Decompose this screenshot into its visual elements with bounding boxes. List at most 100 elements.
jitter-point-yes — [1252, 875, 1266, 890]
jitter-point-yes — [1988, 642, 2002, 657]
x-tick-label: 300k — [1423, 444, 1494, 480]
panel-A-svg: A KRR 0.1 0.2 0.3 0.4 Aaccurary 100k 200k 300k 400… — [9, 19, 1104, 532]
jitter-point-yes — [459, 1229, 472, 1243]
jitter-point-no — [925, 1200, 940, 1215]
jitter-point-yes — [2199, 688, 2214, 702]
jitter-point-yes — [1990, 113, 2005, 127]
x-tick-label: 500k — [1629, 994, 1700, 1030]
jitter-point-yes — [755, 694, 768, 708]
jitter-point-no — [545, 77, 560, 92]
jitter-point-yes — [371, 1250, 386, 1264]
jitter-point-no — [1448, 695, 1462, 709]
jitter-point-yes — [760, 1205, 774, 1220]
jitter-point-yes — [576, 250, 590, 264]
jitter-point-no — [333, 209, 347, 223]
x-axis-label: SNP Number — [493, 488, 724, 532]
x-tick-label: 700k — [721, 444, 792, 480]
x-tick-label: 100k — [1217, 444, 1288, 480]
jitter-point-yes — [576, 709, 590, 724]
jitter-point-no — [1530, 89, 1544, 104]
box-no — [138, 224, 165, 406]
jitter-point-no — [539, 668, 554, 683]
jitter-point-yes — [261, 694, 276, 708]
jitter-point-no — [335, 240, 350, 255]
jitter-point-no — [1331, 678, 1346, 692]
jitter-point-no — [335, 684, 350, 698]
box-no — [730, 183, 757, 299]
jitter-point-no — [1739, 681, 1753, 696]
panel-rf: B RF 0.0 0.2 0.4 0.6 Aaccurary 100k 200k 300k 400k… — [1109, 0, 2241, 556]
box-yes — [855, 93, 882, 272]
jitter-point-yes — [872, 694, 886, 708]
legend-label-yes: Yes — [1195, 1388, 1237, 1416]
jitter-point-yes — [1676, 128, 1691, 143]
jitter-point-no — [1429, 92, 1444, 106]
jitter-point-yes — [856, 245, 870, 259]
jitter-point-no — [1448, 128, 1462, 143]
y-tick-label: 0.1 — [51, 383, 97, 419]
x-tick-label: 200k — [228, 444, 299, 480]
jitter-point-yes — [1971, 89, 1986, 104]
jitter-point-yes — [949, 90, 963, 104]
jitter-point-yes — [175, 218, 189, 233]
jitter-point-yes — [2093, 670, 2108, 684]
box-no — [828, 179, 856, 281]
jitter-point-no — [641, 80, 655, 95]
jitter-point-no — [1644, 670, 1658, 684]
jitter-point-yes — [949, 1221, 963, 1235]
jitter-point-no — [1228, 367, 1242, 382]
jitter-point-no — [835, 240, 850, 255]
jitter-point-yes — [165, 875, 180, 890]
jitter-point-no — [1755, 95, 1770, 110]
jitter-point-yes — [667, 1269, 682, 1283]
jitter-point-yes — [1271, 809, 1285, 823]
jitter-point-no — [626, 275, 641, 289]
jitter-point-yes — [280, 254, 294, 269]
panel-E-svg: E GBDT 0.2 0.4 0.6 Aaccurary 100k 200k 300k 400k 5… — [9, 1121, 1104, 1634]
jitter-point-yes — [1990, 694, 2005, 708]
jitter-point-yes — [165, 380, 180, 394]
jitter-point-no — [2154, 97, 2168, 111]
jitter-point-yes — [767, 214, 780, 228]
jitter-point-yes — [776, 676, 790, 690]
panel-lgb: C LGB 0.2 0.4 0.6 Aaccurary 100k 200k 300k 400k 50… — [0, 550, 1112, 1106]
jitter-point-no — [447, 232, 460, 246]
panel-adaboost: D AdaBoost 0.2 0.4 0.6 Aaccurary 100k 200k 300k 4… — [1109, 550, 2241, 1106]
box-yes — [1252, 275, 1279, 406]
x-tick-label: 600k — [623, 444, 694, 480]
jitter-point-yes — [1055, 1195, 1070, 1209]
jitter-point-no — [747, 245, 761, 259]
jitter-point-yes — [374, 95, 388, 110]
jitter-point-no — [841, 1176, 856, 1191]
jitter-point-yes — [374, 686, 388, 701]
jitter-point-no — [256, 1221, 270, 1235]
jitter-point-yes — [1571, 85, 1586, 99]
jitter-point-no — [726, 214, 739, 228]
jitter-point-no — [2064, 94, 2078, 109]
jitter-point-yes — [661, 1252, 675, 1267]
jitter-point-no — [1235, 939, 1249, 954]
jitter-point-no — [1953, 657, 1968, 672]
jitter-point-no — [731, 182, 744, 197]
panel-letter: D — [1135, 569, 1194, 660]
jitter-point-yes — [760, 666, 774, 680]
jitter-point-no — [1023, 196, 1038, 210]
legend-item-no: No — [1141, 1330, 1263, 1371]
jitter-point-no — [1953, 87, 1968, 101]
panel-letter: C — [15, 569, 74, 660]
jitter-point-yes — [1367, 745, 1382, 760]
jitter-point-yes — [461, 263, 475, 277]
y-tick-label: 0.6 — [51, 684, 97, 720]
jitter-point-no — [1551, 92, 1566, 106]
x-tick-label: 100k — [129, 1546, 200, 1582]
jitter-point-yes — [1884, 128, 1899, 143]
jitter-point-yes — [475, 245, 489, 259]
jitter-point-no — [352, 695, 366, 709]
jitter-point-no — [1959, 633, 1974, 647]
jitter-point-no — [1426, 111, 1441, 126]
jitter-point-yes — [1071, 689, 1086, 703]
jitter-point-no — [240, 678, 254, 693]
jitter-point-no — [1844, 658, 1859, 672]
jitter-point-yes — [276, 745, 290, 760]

- - -

### To be done
Extract every line of the entries above that contains the string "Aaccurary", matching case exactly.

### Answer below
panel-A-svg: A KRR 0.1 0.2 0.3 0.4 Aaccurary 100k 200k 300k 400… — [9, 19, 1104, 532]
panel-rf: B RF 0.0 0.2 0.4 0.6 Aaccurary 100k 200k 300k 400k… — [1109, 0, 2241, 556]
panel-E-svg: E GBDT 0.2 0.4 0.6 Aaccurary 100k 200k 300k 400k 5… — [9, 1121, 1104, 1634]
panel-lgb: C LGB 0.2 0.4 0.6 Aaccurary 100k 200k 300k 400k 50… — [0, 550, 1112, 1106]
panel-adaboost: D AdaBoost 0.2 0.4 0.6 Aaccurary 100k 200k 300k 4… — [1109, 550, 2241, 1106]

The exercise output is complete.